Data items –

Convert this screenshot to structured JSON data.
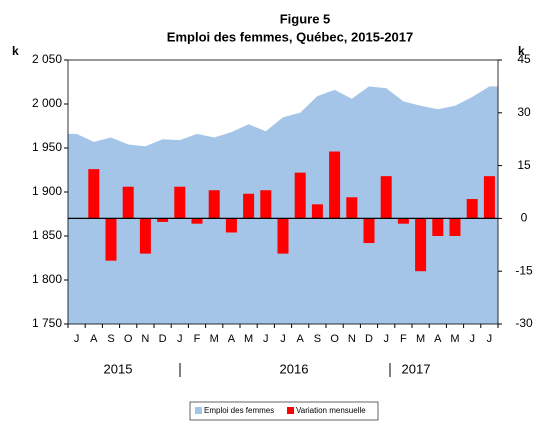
{
  "chart_data": {
    "type": "bar-area",
    "title": "Figure 5",
    "subtitle": "Emploi des femmes, Québec, 2015-2017",
    "y_axis_label": "k",
    "y2_axis_label": "k",
    "categories": [
      "J",
      "A",
      "S",
      "O",
      "N",
      "D",
      "J",
      "F",
      "M",
      "A",
      "M",
      "J",
      "J",
      "A",
      "S",
      "O",
      "N",
      "D",
      "J",
      "F",
      "M",
      "A",
      "M",
      "J",
      "J"
    ],
    "year_labels": [
      "2015",
      "2016",
      "2017"
    ],
    "series": [
      {
        "name": "Emploi des femmes",
        "color": "#a4c5e8",
        "kind": "area",
        "values": [
          1966,
          1957,
          1962,
          1954,
          1952,
          1960,
          1959,
          1966,
          1962,
          1968,
          1977,
          1969,
          1985,
          1990,
          2009,
          2016,
          2006,
          2020,
          2018,
          2003,
          1998,
          1994,
          1998,
          2008,
          2020
        ]
      },
      {
        "name": "Variation mensuelle",
        "color": "#ff0000",
        "kind": "bar",
        "axis": "y2",
        "values": [
          null,
          14,
          -12,
          9,
          -10,
          -1,
          9,
          -1.5,
          8,
          -4,
          7,
          8,
          -10,
          13,
          4,
          19,
          6,
          -7,
          12,
          -1.5,
          -15,
          -5,
          -5,
          5.5,
          12
        ]
      }
    ],
    "ylim": [
      1750,
      2050
    ],
    "yticks": [
      {
        "value": 1750,
        "label": "1 750"
      },
      {
        "value": 1800,
        "label": "1 800"
      },
      {
        "value": 1850,
        "label": "1 850"
      },
      {
        "value": 1900,
        "label": "1 900"
      },
      {
        "value": 1950,
        "label": "1 950"
      },
      {
        "value": 2000,
        "label": "2 000"
      },
      {
        "value": 2050,
        "label": "2 050"
      }
    ],
    "y2lim": [
      -30,
      45
    ],
    "y2ticks": [
      -30,
      -15,
      0,
      15,
      30,
      45
    ]
  }
}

GIVEN TASK – Each entry above is to be written out again unchanged, apart from the pictures, which are left out.

WRITTEN REPLY –
Convert this screenshot to structured JSON data.
{
  "chart_data": {
    "type": "bar-area",
    "title": "Figure 5",
    "subtitle": "Emploi des femmes, Québec, 2015-2017",
    "y_axis_label": "k",
    "y2_axis_label": "k",
    "categories": [
      "J",
      "A",
      "S",
      "O",
      "N",
      "D",
      "J",
      "F",
      "M",
      "A",
      "M",
      "J",
      "J",
      "A",
      "S",
      "O",
      "N",
      "D",
      "J",
      "F",
      "M",
      "A",
      "M",
      "J",
      "J"
    ],
    "year_labels": [
      "2015",
      "2016",
      "2017"
    ],
    "series": [
      {
        "name": "Emploi des femmes",
        "color": "#a4c5e8",
        "kind": "area",
        "values": [
          1966,
          1957,
          1962,
          1954,
          1952,
          1960,
          1959,
          1966,
          1962,
          1968,
          1977,
          1969,
          1985,
          1990,
          2009,
          2016,
          2006,
          2020,
          2018,
          2003,
          1998,
          1994,
          1998,
          2008,
          2020
        ]
      },
      {
        "name": "Variation mensuelle",
        "color": "#ff0000",
        "kind": "bar",
        "axis": "y2",
        "values": [
          null,
          14,
          -12,
          9,
          -10,
          -1,
          9,
          -1.5,
          8,
          -4,
          7,
          8,
          -10,
          13,
          4,
          19,
          6,
          -7,
          12,
          -1.5,
          -15,
          -5,
          -5,
          5.5,
          12
        ]
      }
    ],
    "ylim": [
      1750,
      2050
    ],
    "yticks": [
      {
        "value": 1750,
        "label": "1 750"
      },
      {
        "value": 1800,
        "label": "1 800"
      },
      {
        "value": 1850,
        "label": "1 850"
      },
      {
        "value": 1900,
        "label": "1 900"
      },
      {
        "value": 1950,
        "label": "1 950"
      },
      {
        "value": 2000,
        "label": "2 000"
      },
      {
        "value": 2050,
        "label": "2 050"
      }
    ],
    "y2lim": [
      -30,
      45
    ],
    "y2ticks": [
      -30,
      -15,
      0,
      15,
      30,
      45
    ]
  }
}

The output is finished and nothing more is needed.